WHAT THIS TASK INVOLVES> Output the data below in full, character for character.

RECORDS TO PROCESS>

▬▬▬▬▬▬▬▬▬▬

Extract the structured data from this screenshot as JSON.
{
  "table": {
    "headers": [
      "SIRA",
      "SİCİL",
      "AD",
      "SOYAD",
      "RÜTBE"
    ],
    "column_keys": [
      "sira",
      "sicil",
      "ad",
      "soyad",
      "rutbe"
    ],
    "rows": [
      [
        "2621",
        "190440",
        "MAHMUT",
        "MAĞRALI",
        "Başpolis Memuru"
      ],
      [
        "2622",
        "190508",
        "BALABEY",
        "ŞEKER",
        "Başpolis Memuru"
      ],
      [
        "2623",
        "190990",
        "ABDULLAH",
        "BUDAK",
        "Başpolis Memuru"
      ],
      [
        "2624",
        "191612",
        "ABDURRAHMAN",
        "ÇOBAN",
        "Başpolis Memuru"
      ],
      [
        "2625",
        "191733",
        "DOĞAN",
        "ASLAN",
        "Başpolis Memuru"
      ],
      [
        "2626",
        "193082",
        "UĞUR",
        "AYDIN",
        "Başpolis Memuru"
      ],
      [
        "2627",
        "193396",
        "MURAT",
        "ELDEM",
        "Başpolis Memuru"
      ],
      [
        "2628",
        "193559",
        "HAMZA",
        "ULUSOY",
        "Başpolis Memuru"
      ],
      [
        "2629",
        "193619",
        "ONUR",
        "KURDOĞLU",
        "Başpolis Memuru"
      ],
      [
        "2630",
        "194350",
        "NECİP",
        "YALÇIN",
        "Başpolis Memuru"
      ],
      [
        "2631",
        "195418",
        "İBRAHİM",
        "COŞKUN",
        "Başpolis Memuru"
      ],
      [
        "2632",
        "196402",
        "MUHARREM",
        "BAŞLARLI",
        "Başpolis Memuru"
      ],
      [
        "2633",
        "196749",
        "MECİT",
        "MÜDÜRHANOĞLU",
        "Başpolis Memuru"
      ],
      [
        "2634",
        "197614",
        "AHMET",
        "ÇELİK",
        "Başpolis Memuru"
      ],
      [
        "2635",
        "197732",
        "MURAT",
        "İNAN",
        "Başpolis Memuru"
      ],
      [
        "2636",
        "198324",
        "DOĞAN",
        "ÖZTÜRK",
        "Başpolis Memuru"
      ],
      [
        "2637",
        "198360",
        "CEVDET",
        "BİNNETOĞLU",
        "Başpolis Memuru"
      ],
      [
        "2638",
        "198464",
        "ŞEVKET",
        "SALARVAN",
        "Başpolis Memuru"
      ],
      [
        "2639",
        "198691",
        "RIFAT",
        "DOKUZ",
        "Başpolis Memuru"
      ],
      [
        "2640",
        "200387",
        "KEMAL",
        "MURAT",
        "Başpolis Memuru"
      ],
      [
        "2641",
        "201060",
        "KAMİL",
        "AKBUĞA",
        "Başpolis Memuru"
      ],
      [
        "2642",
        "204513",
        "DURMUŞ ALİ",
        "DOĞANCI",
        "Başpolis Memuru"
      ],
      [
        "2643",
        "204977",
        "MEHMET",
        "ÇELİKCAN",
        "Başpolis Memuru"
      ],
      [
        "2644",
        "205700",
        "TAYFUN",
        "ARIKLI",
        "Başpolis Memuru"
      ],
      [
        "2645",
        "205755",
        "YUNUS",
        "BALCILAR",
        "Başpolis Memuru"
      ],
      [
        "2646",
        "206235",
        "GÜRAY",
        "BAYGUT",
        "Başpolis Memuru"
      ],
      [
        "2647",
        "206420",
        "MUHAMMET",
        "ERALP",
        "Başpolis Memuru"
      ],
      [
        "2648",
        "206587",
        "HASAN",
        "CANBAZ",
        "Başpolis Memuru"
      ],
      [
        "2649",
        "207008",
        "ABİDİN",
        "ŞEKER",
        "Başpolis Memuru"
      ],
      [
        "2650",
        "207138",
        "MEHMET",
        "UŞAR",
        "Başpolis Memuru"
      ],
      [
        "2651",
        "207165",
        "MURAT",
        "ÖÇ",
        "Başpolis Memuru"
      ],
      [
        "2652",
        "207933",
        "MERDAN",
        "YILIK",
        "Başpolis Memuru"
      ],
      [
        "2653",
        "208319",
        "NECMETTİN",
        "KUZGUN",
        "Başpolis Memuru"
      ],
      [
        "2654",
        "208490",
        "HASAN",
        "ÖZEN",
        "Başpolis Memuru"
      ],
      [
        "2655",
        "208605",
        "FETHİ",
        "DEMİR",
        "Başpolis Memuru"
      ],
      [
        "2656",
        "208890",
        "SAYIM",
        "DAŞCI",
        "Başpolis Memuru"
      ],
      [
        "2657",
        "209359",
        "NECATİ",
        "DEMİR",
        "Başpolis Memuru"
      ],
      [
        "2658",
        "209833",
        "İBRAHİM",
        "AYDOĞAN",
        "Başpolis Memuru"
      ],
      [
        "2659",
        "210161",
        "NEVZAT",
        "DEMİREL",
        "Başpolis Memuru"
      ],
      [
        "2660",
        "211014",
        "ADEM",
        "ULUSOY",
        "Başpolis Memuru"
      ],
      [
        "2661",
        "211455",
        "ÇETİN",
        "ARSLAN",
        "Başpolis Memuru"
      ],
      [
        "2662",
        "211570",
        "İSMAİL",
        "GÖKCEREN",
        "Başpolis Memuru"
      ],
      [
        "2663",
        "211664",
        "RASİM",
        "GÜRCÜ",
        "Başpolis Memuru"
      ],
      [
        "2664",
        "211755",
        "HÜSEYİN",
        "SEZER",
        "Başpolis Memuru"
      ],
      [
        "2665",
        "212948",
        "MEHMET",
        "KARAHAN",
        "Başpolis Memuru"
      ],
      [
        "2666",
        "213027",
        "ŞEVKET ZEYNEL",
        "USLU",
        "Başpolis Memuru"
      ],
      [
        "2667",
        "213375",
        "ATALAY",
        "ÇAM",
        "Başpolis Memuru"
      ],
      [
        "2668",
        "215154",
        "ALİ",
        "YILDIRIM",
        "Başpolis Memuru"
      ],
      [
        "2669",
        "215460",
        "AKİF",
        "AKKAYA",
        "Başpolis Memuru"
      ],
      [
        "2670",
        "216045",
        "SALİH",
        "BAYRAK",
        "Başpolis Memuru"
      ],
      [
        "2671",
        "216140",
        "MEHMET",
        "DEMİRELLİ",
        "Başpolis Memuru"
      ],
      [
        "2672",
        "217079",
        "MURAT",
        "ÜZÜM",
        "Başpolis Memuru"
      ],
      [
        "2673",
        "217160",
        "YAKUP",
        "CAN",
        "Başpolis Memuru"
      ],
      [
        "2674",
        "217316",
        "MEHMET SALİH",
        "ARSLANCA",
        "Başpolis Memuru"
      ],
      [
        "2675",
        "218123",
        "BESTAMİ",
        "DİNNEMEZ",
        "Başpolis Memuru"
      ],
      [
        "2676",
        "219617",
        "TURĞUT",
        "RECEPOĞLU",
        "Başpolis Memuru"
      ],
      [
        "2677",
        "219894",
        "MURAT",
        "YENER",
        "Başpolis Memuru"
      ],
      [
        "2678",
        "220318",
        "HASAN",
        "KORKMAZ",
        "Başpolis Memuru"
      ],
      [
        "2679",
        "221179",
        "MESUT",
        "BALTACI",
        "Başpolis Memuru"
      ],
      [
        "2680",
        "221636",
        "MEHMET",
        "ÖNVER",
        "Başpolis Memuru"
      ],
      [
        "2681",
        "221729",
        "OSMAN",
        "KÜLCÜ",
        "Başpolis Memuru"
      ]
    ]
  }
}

▬▬▬▬▬▬▬▬▬▬

WRITTEN ANSWER>
Extract the structured data from this screenshot as JSON.
{
  "table": {
    "headers": [
      "SIRA",
      "SİCİL",
      "AD",
      "SOYAD",
      "RÜTBE"
    ],
    "column_keys": [
      "sira",
      "sicil",
      "ad",
      "soyad",
      "rutbe"
    ],
    "rows": [
      [
        "2621",
        "190440",
        "MAHMUT",
        "MAĞRALI",
        "Başpolis Memuru"
      ],
      [
        "2622",
        "190508",
        "BALABEY",
        "ŞEKER",
        "Başpolis Memuru"
      ],
      [
        "2623",
        "190990",
        "ABDULLAH",
        "BUDAK",
        "Başpolis Memuru"
      ],
      [
        "2624",
        "191612",
        "ABDURRAHMAN",
        "ÇOBAN",
        "Başpolis Memuru"
      ],
      [
        "2625",
        "191733",
        "DOĞAN",
        "ASLAN",
        "Başpolis Memuru"
      ],
      [
        "2626",
        "193082",
        "UĞUR",
        "AYDIN",
        "Başpolis Memuru"
      ],
      [
        "2627",
        "193396",
        "MURAT",
        "ELDEM",
        "Başpolis Memuru"
      ],
      [
        "2628",
        "193559",
        "HAMZA",
        "ULUSOY",
        "Başpolis Memuru"
      ],
      [
        "2629",
        "193619",
        "ONUR",
        "KURDOĞLU",
        "Başpolis Memuru"
      ],
      [
        "2630",
        "194350",
        "NECİP",
        "YALÇIN",
        "Başpolis Memuru"
      ],
      [
        "2631",
        "195418",
        "İBRAHİM",
        "COŞKUN",
        "Başpolis Memuru"
      ],
      [
        "2632",
        "196402",
        "MUHARREM",
        "BAŞLARLI",
        "Başpolis Memuru"
      ],
      [
        "2633",
        "196749",
        "MECİT",
        "MÜDÜRHANOĞLU",
        "Başpolis Memuru"
      ],
      [
        "2634",
        "197614",
        "AHMET",
        "ÇELİK",
        "Başpolis Memuru"
      ],
      [
        "2635",
        "197732",
        "MURAT",
        "İNAN",
        "Başpolis Memuru"
      ],
      [
        "2636",
        "198324",
        "DOĞAN",
        "ÖZTÜRK",
        "Başpolis Memuru"
      ],
      [
        "2637",
        "198360",
        "CEVDET",
        "BİNNETOĞLU",
        "Başpolis Memuru"
      ],
      [
        "2638",
        "198464",
        "ŞEVKET",
        "SALARVAN",
        "Başpolis Memuru"
      ],
      [
        "2639",
        "198691",
        "RIFAT",
        "DOKUZ",
        "Başpolis Memuru"
      ],
      [
        "2640",
        "200387",
        "KEMAL",
        "MURAT",
        "Başpolis Memuru"
      ],
      [
        "2641",
        "201060",
        "KAMİL",
        "AKBUĞA",
        "Başpolis Memuru"
      ],
      [
        "2642",
        "204513",
        "DURMUŞ ALİ",
        "DOĞANCI",
        "Başpolis Memuru"
      ],
      [
        "2643",
        "204977",
        "MEHMET",
        "ÇELİKCAN",
        "Başpolis Memuru"
      ],
      [
        "2644",
        "205700",
        "TAYFUN",
        "ARIKLI",
        "Başpolis Memuru"
      ],
      [
        "2645",
        "205755",
        "YUNUS",
        "BALCILAR",
        "Başpolis Memuru"
      ],
      [
        "2646",
        "206235",
        "GÜRAY",
        "BAYGUT",
        "Başpolis Memuru"
      ],
      [
        "2647",
        "206420",
        "MUHAMMET",
        "ERALP",
        "Başpolis Memuru"
      ],
      [
        "2648",
        "206587",
        "HASAN",
        "CANBAZ",
        "Başpolis Memuru"
      ],
      [
        "2649",
        "207008",
        "ABİDİN",
        "ŞEKER",
        "Başpolis Memuru"
      ],
      [
        "2650",
        "207138",
        "MEHMET",
        "UŞAR",
        "Başpolis Memuru"
      ],
      [
        "2651",
        "207165",
        "MURAT",
        "ÖÇ",
        "Başpolis Memuru"
      ],
      [
        "2652",
        "207933",
        "MERDAN",
        "YILIK",
        "Başpolis Memuru"
      ],
      [
        "2653",
        "208319",
        "NECMETTİN",
        "KUZGUN",
        "Başpolis Memuru"
      ],
      [
        "2654",
        "208490",
        "HASAN",
        "ÖZEN",
        "Başpolis Memuru"
      ],
      [
        "2655",
        "208605",
        "FETHİ",
        "DEMİR",
        "Başpolis Memuru"
      ],
      [
        "2656",
        "208890",
        "SAYIM",
        "DAŞCI",
        "Başpolis Memuru"
      ],
      [
        "2657",
        "209359",
        "NECATİ",
        "DEMİR",
        "Başpolis Memuru"
      ],
      [
        "2658",
        "209833",
        "İBRAHİM",
        "AYDOĞAN",
        "Başpolis Memuru"
      ],
      [
        "2659",
        "210161",
        "NEVZAT",
        "DEMİREL",
        "Başpolis Memuru"
      ],
      [
        "2660",
        "211014",
        "ADEM",
        "ULUSOY",
        "Başpolis Memuru"
      ],
      [
        "2661",
        "211455",
        "ÇETİN",
        "ARSLAN",
        "Başpolis Memuru"
      ],
      [
        "2662",
        "211570",
        "İSMAİL",
        "GÖKCEREN",
        "Başpolis Memuru"
      ],
      [
        "2663",
        "211664",
        "RASİM",
        "GÜRCÜ",
        "Başpolis Memuru"
      ],
      [
        "2664",
        "211755",
        "HÜSEYİN",
        "SEZER",
        "Başpolis Memuru"
      ],
      [
        "2665",
        "212948",
        "MEHMET",
        "KARAHAN",
        "Başpolis Memuru"
      ],
      [
        "2666",
        "213027",
        "ŞEVKET ZEYNEL",
        "USLU",
        "Başpolis Memuru"
      ],
      [
        "2667",
        "213375",
        "ATALAY",
        "ÇAM",
        "Başpolis Memuru"
      ],
      [
        "2668",
        "215154",
        "ALİ",
        "YILDIRIM",
        "Başpolis Memuru"
      ],
      [
        "2669",
        "215460",
        "AKİF",
        "AKKAYA",
        "Başpolis Memuru"
      ],
      [
        "2670",
        "216045",
        "SALİH",
        "BAYRAK",
        "Başpolis Memuru"
      ],
      [
        "2671",
        "216140",
        "MEHMET",
        "DEMİRELLİ",
        "Başpolis Memuru"
      ],
      [
        "2672",
        "217079",
        "MURAT",
        "ÜZÜM",
        "Başpolis Memuru"
      ],
      [
        "2673",
        "217160",
        "YAKUP",
        "CAN",
        "Başpolis Memuru"
      ],
      [
        "2674",
        "217316",
        "MEHMET SALİH",
        "ARSLANCA",
        "Başpolis Memuru"
      ],
      [
        "2675",
        "218123",
        "BESTAMİ",
        "DİNNEMEZ",
        "Başpolis Memuru"
      ],
      [
        "2676",
        "219617",
        "TURĞUT",
        "RECEPOĞLU",
        "Başpolis Memuru"
      ],
      [
        "2677",
        "219894",
        "MURAT",
        "YENER",
        "Başpolis Memuru"
      ],
      [
        "2678",
        "220318",
        "HASAN",
        "KORKMAZ",
        "Başpolis Memuru"
      ],
      [
        "2679",
        "221179",
        "MESUT",
        "BALTACI",
        "Başpolis Memuru"
      ],
      [
        "2680",
        "221636",
        "MEHMET",
        "ÖNVER",
        "Başpolis Memuru"
      ],
      [
        "2681",
        "221729",
        "OSMAN",
        "KÜLCÜ",
        "Başpolis Memuru"
      ]
    ]
  }
}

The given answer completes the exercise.